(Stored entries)
- - -

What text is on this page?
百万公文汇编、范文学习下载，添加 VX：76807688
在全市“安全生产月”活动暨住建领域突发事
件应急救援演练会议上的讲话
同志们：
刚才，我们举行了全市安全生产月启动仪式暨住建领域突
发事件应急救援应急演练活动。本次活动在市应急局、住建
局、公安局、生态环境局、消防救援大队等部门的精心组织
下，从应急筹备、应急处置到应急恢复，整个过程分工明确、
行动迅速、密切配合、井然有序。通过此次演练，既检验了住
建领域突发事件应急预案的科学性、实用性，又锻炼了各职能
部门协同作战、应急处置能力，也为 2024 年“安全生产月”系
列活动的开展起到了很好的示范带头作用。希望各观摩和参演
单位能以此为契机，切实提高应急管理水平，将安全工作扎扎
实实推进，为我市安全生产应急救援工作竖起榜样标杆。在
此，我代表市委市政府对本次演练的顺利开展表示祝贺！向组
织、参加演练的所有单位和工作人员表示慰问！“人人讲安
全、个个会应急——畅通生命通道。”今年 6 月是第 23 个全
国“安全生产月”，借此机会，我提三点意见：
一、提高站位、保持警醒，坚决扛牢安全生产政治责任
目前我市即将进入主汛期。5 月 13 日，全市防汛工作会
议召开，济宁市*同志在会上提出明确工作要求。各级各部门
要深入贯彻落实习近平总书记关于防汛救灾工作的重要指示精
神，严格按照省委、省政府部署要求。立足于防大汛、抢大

- - -

▸ TO DO: Please reproduce the entire listing, exactly as shown.

▸ THE SOLUTION:
What text is on this page?
百万公文汇编、范文学习下载，添加 VX：76807688
在全市“安全生产月”活动暨住建领域突发事
件应急救援演练会议上的讲话
同志们：
刚才，我们举行了全市安全生产月启动仪式暨住建领域突
发事件应急救援应急演练活动。本次活动在市应急局、住建
局、公安局、生态环境局、消防救援大队等部门的精心组织
下，从应急筹备、应急处置到应急恢复，整个过程分工明确、
行动迅速、密切配合、井然有序。通过此次演练，既检验了住
建领域突发事件应急预案的科学性、实用性，又锻炼了各职能
部门协同作战、应急处置能力，也为 2024 年“安全生产月”系
列活动的开展起到了很好的示范带头作用。希望各观摩和参演
单位能以此为契机，切实提高应急管理水平，将安全工作扎扎
实实推进，为我市安全生产应急救援工作竖起榜样标杆。在
此，我代表市委市政府对本次演练的顺利开展表示祝贺！向组
织、参加演练的所有单位和工作人员表示慰问！“人人讲安
全、个个会应急——畅通生命通道。”今年 6 月是第 23 个全
国“安全生产月”，借此机会，我提三点意见：
一、提高站位、保持警醒，坚决扛牢安全生产政治责任
目前我市即将进入主汛期。5 月 13 日，全市防汛工作会
议召开，济宁市*同志在会上提出明确工作要求。各级各部门
要深入贯彻落实习近平总书记关于防汛救灾工作的重要指示精
神，严格按照省委、省政府部署要求。立足于防大汛、抢大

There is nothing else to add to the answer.